What you need to do:
Copy, from the entries below, each line in which the string "Kanai" appears.

Stored data:
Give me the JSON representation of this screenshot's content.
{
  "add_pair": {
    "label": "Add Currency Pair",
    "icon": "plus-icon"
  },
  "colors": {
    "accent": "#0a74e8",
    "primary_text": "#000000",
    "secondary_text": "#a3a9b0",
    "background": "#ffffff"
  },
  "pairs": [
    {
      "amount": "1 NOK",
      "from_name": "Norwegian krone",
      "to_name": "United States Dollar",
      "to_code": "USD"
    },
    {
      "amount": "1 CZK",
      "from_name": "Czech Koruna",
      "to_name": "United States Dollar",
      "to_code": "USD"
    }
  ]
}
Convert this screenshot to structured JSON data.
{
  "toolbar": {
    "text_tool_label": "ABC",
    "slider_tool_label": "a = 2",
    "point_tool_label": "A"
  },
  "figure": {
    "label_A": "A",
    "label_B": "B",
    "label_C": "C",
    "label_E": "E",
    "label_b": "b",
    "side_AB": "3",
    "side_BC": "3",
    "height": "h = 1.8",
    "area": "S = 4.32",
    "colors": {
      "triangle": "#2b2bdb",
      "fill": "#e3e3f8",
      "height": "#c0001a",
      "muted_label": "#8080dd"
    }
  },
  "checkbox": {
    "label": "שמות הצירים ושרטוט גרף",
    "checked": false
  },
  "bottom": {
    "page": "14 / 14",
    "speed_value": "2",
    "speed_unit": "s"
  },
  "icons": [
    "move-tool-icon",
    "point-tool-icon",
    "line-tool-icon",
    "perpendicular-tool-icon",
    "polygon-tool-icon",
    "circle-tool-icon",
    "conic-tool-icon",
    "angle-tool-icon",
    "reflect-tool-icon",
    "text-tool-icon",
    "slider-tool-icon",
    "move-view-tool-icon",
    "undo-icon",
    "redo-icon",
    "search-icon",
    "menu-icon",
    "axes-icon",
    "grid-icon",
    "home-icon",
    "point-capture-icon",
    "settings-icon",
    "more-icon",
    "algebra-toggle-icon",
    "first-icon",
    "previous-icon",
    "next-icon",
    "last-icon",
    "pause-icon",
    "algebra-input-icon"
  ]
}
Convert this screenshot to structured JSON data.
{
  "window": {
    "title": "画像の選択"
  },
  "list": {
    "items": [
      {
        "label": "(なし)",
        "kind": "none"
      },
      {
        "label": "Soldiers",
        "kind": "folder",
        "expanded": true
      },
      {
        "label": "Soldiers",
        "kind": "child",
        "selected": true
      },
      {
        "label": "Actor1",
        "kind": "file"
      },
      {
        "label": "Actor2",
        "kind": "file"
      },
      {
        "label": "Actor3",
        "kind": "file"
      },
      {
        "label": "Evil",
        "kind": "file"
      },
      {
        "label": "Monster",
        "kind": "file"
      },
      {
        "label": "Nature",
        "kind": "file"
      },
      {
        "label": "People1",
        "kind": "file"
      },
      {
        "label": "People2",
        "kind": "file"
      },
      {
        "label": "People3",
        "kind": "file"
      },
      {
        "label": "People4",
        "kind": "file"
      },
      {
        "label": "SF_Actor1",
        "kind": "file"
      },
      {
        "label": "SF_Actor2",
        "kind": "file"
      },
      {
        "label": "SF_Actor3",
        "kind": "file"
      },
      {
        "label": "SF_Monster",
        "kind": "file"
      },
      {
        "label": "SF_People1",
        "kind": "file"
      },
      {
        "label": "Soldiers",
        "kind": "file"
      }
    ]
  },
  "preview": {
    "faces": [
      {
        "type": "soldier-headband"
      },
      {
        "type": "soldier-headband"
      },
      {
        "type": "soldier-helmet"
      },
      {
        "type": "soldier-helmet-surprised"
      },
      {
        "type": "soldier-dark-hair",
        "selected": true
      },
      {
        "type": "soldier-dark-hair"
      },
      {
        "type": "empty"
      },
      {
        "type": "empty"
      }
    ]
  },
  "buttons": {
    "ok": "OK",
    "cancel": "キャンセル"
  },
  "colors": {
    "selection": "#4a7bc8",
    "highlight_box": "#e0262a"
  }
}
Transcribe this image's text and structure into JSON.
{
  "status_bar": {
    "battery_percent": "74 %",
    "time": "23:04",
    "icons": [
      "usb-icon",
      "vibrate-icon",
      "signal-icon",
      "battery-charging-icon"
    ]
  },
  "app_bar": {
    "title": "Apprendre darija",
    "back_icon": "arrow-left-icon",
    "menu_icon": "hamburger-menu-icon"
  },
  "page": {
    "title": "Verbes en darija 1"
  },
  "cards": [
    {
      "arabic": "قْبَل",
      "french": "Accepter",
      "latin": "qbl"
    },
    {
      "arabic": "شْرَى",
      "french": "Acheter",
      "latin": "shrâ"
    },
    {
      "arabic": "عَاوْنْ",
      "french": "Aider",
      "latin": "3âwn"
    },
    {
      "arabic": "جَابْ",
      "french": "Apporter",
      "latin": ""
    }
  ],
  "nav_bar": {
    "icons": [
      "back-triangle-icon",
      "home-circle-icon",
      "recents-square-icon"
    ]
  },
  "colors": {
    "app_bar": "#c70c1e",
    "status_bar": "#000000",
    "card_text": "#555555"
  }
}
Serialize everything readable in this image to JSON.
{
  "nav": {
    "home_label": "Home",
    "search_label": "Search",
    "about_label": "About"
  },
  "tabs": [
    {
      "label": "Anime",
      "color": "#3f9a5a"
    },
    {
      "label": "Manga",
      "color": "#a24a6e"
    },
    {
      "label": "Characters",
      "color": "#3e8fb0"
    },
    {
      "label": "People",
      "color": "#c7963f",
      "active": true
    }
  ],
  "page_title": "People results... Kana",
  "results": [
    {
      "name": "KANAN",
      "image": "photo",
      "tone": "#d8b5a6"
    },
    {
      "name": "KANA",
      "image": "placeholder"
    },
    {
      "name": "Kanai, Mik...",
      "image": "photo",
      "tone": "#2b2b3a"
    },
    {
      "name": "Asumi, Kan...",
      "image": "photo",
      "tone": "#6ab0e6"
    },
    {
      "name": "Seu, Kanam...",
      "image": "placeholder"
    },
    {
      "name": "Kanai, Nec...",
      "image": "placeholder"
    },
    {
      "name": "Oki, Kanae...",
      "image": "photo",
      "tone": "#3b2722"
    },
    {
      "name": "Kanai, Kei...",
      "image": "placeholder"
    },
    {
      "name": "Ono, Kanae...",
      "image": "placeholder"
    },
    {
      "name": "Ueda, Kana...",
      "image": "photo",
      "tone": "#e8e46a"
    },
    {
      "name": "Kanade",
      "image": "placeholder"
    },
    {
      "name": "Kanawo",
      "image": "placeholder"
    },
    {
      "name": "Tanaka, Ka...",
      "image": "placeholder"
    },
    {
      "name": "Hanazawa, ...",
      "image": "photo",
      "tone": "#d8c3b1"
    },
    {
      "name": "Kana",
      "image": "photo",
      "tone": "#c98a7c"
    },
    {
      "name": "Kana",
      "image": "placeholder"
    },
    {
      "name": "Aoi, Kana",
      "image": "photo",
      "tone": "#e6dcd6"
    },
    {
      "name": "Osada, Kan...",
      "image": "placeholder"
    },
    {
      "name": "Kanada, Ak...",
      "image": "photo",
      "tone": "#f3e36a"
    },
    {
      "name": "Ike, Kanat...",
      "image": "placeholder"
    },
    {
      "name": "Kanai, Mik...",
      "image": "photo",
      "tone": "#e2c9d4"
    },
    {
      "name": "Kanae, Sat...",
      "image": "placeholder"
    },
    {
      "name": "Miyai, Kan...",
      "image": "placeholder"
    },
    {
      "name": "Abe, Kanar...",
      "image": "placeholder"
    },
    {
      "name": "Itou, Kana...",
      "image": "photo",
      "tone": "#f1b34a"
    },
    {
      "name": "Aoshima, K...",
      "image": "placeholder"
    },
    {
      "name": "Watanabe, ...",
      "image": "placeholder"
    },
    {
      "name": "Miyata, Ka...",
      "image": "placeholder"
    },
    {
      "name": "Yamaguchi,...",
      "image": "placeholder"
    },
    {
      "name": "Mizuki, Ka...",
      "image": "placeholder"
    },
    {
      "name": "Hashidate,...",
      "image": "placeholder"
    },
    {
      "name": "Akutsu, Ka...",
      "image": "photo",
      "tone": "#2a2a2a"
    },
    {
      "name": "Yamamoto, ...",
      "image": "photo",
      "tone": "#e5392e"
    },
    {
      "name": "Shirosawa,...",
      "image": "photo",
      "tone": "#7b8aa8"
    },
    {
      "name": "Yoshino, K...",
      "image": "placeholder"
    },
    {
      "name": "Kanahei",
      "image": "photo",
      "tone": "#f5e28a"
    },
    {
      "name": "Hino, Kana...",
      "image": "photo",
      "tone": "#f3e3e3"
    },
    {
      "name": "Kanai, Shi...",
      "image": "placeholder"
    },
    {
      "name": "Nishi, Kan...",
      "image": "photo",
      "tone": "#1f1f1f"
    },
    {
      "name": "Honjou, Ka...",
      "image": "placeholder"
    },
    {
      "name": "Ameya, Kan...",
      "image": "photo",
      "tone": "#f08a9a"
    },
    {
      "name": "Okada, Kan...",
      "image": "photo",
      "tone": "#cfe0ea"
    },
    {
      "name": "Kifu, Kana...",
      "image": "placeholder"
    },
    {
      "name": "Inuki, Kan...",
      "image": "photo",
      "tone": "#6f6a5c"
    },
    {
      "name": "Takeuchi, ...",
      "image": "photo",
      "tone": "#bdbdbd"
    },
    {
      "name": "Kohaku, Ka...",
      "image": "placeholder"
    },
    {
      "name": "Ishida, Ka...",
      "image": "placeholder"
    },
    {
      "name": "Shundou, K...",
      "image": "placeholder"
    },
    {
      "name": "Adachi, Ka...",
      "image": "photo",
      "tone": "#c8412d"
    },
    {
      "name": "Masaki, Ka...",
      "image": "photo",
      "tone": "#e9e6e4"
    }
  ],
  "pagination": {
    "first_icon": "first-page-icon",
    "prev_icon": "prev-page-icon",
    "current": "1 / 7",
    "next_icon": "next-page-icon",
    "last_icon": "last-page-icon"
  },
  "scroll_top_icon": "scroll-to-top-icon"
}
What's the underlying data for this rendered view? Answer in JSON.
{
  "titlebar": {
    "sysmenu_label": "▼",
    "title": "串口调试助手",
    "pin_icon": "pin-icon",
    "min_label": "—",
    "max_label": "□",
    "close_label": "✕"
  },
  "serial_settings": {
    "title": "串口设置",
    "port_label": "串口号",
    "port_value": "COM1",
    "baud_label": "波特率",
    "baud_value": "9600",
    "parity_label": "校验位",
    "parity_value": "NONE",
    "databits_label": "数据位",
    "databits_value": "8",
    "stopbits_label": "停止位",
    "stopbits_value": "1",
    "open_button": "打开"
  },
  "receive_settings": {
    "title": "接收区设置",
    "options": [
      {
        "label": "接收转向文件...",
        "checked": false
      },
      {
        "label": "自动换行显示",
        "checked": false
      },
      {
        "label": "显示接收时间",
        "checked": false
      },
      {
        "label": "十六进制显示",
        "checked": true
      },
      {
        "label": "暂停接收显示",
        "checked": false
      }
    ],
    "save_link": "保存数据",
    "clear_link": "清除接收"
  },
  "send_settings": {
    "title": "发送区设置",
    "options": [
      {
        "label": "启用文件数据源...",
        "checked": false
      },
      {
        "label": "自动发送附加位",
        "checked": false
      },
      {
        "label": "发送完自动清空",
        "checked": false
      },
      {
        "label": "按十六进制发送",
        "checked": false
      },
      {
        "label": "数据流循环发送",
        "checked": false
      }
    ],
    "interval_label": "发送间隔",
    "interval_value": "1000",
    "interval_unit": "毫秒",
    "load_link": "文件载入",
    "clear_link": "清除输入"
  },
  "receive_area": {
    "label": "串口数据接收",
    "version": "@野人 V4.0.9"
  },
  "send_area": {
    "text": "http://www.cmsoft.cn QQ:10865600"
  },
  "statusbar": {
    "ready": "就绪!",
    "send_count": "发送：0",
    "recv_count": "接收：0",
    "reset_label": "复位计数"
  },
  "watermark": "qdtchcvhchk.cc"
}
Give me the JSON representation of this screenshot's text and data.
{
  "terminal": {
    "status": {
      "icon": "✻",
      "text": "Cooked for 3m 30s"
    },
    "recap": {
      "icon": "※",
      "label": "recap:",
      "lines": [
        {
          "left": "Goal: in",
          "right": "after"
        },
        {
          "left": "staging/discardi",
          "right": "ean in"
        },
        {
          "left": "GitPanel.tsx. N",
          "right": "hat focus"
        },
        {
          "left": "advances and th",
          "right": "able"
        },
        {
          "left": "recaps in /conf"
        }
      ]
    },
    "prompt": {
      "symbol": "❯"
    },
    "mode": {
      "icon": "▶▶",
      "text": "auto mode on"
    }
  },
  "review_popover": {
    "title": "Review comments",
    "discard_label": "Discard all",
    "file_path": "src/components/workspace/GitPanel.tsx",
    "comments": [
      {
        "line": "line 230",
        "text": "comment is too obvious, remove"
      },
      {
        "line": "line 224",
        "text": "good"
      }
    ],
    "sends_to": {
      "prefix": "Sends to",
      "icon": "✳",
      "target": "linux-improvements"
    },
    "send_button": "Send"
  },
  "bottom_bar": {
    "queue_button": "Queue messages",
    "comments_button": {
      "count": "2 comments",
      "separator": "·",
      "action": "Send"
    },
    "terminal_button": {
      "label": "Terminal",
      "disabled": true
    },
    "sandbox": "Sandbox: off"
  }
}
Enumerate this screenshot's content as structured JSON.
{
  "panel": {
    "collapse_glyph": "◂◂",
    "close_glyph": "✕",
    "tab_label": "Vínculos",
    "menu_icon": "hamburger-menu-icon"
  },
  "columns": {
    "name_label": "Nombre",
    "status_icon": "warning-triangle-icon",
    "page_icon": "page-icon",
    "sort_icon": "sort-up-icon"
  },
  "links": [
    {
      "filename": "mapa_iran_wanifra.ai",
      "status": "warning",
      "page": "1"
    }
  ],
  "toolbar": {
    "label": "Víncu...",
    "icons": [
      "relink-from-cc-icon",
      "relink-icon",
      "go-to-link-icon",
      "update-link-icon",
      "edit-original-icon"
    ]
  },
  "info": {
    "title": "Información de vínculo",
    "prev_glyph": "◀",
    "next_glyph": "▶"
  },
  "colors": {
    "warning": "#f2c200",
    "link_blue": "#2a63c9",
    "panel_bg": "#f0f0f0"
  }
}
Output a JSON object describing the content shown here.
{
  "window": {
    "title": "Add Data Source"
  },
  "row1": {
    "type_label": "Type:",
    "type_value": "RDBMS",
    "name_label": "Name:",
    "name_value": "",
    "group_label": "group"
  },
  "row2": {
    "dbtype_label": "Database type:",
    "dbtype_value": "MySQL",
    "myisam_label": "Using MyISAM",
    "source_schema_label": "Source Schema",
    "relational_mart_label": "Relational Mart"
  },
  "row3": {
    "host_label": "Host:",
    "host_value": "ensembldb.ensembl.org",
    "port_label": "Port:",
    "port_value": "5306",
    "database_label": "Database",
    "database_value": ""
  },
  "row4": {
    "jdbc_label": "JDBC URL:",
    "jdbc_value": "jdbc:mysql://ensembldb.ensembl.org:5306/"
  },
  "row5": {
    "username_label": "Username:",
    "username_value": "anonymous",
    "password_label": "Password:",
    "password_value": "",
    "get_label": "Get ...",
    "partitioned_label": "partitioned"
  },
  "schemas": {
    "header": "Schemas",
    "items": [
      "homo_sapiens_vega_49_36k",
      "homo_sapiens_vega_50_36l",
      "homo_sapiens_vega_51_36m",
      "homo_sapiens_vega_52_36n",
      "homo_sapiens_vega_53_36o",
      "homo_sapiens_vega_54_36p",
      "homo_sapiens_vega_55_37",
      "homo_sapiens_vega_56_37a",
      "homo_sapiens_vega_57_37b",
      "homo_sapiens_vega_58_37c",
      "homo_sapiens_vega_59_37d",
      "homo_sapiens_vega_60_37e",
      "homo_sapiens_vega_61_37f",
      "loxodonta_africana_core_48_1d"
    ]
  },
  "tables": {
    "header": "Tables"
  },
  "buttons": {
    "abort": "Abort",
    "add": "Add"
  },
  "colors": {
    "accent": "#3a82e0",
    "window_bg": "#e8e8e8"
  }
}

Output below:
      "name": "Kanai, Mik...",
      "name": "Kanai, Nec...",
      "name": "Kanai, Kei...",
      "name": "Kanai, Mik...",
      "name": "Kanai, Shi...",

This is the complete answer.